# Work to be completed
What follows is a block of records; reproduce all of it verbatim.

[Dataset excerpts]
- - -

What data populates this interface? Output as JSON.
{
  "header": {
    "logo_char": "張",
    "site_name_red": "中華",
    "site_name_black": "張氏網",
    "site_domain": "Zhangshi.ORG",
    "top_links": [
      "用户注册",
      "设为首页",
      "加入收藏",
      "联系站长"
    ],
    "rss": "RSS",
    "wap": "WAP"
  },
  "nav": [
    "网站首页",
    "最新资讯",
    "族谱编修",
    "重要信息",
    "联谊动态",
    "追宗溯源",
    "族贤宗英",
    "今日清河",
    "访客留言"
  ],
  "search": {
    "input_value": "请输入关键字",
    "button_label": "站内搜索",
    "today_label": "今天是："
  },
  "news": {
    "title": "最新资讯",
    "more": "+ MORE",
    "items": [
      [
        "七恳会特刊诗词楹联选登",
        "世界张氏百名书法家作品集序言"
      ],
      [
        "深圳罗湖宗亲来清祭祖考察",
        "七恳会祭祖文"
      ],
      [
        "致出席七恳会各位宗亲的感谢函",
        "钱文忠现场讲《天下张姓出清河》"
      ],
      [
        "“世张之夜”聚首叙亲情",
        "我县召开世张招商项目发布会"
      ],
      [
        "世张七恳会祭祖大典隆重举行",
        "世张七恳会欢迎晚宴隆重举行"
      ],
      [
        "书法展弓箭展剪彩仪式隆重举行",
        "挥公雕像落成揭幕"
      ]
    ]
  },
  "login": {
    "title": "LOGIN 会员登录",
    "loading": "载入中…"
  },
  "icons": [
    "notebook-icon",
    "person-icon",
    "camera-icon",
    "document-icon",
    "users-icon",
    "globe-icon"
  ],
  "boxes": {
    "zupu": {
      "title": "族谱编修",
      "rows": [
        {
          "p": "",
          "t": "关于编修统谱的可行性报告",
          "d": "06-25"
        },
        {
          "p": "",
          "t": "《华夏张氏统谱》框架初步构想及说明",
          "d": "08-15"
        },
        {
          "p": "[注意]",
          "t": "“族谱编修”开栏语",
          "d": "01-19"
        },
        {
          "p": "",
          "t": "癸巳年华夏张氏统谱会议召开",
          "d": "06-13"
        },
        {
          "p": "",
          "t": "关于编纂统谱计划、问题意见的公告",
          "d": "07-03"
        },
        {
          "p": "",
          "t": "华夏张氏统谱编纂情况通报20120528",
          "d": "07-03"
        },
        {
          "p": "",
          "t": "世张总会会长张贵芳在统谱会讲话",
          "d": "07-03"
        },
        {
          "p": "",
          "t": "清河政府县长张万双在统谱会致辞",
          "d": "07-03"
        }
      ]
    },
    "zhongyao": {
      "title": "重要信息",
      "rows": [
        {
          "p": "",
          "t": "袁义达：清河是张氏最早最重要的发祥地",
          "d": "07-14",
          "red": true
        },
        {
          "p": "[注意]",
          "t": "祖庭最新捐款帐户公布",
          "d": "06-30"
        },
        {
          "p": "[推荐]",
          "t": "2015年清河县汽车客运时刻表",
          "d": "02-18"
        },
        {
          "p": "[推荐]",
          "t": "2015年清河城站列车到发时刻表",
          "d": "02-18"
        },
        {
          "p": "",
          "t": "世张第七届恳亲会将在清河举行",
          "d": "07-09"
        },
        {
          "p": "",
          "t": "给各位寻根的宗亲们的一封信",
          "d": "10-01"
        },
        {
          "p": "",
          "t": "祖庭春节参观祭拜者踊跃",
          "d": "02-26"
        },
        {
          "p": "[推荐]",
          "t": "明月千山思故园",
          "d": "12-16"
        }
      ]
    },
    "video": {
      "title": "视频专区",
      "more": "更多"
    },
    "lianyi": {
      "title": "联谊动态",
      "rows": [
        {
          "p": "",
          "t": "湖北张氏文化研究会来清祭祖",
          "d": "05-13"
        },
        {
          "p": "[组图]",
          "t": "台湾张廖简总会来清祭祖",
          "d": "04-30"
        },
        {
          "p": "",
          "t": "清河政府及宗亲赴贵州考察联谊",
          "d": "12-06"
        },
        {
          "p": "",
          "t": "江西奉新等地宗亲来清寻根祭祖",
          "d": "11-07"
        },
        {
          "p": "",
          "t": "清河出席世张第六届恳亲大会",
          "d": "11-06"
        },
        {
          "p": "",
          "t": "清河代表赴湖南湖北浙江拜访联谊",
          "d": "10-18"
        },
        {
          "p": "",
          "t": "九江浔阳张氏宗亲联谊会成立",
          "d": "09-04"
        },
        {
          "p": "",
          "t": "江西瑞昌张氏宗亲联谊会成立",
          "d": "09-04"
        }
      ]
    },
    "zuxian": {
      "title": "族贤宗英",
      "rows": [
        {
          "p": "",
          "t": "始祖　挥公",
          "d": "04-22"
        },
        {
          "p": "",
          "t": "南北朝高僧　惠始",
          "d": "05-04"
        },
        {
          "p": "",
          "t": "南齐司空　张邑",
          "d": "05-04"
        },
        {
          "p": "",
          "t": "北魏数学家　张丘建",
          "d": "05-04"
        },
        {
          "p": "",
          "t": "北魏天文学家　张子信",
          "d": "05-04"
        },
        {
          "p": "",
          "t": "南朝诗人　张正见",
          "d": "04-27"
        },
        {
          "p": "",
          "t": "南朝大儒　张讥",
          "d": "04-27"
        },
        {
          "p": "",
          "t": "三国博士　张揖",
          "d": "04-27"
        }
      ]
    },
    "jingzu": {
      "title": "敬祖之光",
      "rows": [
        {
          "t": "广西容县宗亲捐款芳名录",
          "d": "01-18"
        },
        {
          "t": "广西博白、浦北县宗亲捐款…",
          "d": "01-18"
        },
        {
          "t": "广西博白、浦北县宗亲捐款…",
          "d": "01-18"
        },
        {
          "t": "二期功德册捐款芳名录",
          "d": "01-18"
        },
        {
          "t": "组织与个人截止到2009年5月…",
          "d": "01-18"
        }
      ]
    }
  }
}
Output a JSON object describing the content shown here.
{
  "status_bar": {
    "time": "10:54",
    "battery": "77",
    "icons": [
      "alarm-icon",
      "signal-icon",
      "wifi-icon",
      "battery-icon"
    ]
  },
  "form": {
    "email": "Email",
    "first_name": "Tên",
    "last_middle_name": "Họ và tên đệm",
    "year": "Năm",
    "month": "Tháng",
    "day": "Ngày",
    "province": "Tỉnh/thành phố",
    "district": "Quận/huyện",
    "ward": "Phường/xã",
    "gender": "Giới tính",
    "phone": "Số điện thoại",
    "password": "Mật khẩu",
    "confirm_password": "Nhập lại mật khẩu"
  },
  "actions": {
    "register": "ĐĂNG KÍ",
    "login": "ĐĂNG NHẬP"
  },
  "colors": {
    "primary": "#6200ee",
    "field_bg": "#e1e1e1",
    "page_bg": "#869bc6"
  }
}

- - -

# Response below
What data populates this interface? Output as JSON.
{
  "header": {
    "logo_char": "張",
    "site_name_red": "中華",
    "site_name_black": "張氏網",
    "site_domain": "Zhangshi.ORG",
    "top_links": [
      "用户注册",
      "设为首页",
      "加入收藏",
      "联系站长"
    ],
    "rss": "RSS",
    "wap": "WAP"
  },
  "nav": [
    "网站首页",
    "最新资讯",
    "族谱编修",
    "重要信息",
    "联谊动态",
    "追宗溯源",
    "族贤宗英",
    "今日清河",
    "访客留言"
  ],
  "search": {
    "input_value": "请输入关键字",
    "button_label": "站内搜索",
    "today_label": "今天是："
  },
  "news": {
    "title": "最新资讯",
    "more": "+ MORE",
    "items": [
      [
        "七恳会特刊诗词楹联选登",
        "世界张氏百名书法家作品集序言"
      ],
      [
        "深圳罗湖宗亲来清祭祖考察",
        "七恳会祭祖文"
      ],
      [
        "致出席七恳会各位宗亲的感谢函",
        "钱文忠现场讲《天下张姓出清河》"
      ],
      [
        "“世张之夜”聚首叙亲情",
        "我县召开世张招商项目发布会"
      ],
      [
        "世张七恳会祭祖大典隆重举行",
        "世张七恳会欢迎晚宴隆重举行"
      ],
      [
        "书法展弓箭展剪彩仪式隆重举行",
        "挥公雕像落成揭幕"
      ]
    ]
  },
  "login": {
    "title": "LOGIN 会员登录",
    "loading": "载入中…"
  },
  "icons": [
    "notebook-icon",
    "person-icon",
    "camera-icon",
    "document-icon",
    "users-icon",
    "globe-icon"
  ],
  "boxes": {
    "zupu": {
      "title": "族谱编修",
      "rows": [
        {
          "p": "",
          "t": "关于编修统谱的可行性报告",
          "d": "06-25"
        },
        {
          "p": "",
          "t": "《华夏张氏统谱》框架初步构想及说明",
          "d": "08-15"
        },
        {
          "p": "[注意]",
          "t": "“族谱编修”开栏语",
          "d": "01-19"
        },
        {
          "p": "",
          "t": "癸巳年华夏张氏统谱会议召开",
          "d": "06-13"
        },
        {
          "p": "",
          "t": "关于编纂统谱计划、问题意见的公告",
          "d": "07-03"
        },
        {
          "p": "",
          "t": "华夏张氏统谱编纂情况通报20120528",
          "d": "07-03"
        },
        {
          "p": "",
          "t": "世张总会会长张贵芳在统谱会讲话",
          "d": "07-03"
        },
        {
          "p": "",
          "t": "清河政府县长张万双在统谱会致辞",
          "d": "07-03"
        }
      ]
    },
    "zhongyao": {
      "title": "重要信息",
      "rows": [
        {
          "p": "",
          "t": "袁义达：清河是张氏最早最重要的发祥地",
          "d": "07-14",
          "red": true
        },
        {
          "p": "[注意]",
          "t": "祖庭最新捐款帐户公布",
          "d": "06-30"
        },
        {
          "p": "[推荐]",
          "t": "2015年清河县汽车客运时刻表",
          "d": "02-18"
        },
        {
          "p": "[推荐]",
          "t": "2015年清河城站列车到发时刻表",
          "d": "02-18"
        },
        {
          "p": "",
          "t": "世张第七届恳亲会将在清河举行",
          "d": "07-09"
        },
        {
          "p": "",
          "t": "给各位寻根的宗亲们的一封信",
          "d": "10-01"
        },
        {
          "p": "",
          "t": "祖庭春节参观祭拜者踊跃",
          "d": "02-26"
        },
        {
          "p": "[推荐]",
          "t": "明月千山思故园",
          "d": "12-16"
        }
      ]
    },
    "video": {
      "title": "视频专区",
      "more": "更多"
    },
    "lianyi": {
      "title": "联谊动态",
      "rows": [
        {
          "p": "",
          "t": "湖北张氏文化研究会来清祭祖",
          "d": "05-13"
        },
        {
          "p": "[组图]",
          "t": "台湾张廖简总会来清祭祖",
          "d": "04-30"
        },
        {
          "p": "",
          "t": "清河政府及宗亲赴贵州考察联谊",
          "d": "12-06"
        },
        {
          "p": "",
          "t": "江西奉新等地宗亲来清寻根祭祖",
          "d": "11-07"
        },
        {
          "p": "",
          "t": "清河出席世张第六届恳亲大会",
          "d": "11-06"
        },
        {
          "p": "",
          "t": "清河代表赴湖南湖北浙江拜访联谊",
          "d": "10-18"
        },
        {
          "p": "",
          "t": "九江浔阳张氏宗亲联谊会成立",
          "d": "09-04"
        },
        {
          "p": "",
          "t": "江西瑞昌张氏宗亲联谊会成立",
          "d": "09-04"
        }
      ]
    },
    "zuxian": {
      "title": "族贤宗英",
      "rows": [
        {
          "p": "",
          "t": "始祖　挥公",
          "d": "04-22"
        },
        {
          "p": "",
          "t": "南北朝高僧　惠始",
          "d": "05-04"
        },
        {
          "p": "",
          "t": "南齐司空　张邑",
          "d": "05-04"
        },
        {
          "p": "",
          "t": "北魏数学家　张丘建",
          "d": "05-04"
        },
        {
          "p": "",
          "t": "北魏天文学家　张子信",
          "d": "05-04"
        },
        {
          "p": "",
          "t": "南朝诗人　张正见",
          "d": "04-27"
        },
        {
          "p": "",
          "t": "南朝大儒　张讥",
          "d": "04-27"
        },
        {
          "p": "",
          "t": "三国博士　张揖",
          "d": "04-27"
        }
      ]
    },
    "jingzu": {
      "title": "敬祖之光",
      "rows": [
        {
          "t": "广西容县宗亲捐款芳名录",
          "d": "01-18"
        },
        {
          "t": "广西博白、浦北县宗亲捐款…",
          "d": "01-18"
        },
        {
          "t": "广西博白、浦北县宗亲捐款…",
          "d": "01-18"
        },
        {
          "t": "二期功德册捐款芳名录",
          "d": "01-18"
        },
        {
          "t": "组织与个人截止到2009年5月…",
          "d": "01-18"
        }
      ]
    }
  }
}
Output a JSON object describing the content shown here.
{
  "status_bar": {
    "time": "10:54",
    "battery": "77",
    "icons": [
      "alarm-icon",
      "signal-icon",
      "wifi-icon",
      "battery-icon"
    ]
  },
  "form": {
    "email": "Email",
    "first_name": "Tên",
    "last_middle_name": "Họ và tên đệm",
    "year": "Năm",
    "month": "Tháng",
    "day": "Ngày",
    "province": "Tỉnh/thành phố",
    "district": "Quận/huyện",
    "ward": "Phường/xã",
    "gender": "Giới tính",
    "phone": "Số điện thoại",
    "password": "Mật khẩu",
    "confirm_password": "Nhập lại mật khẩu"
  },
  "actions": {
    "register": "ĐĂNG KÍ",
    "login": "ĐĂNG NHẬP"
  },
  "colors": {
    "primary": "#6200ee",
    "field_bg": "#e1e1e1",
    "page_bg": "#869bc6"
  }
}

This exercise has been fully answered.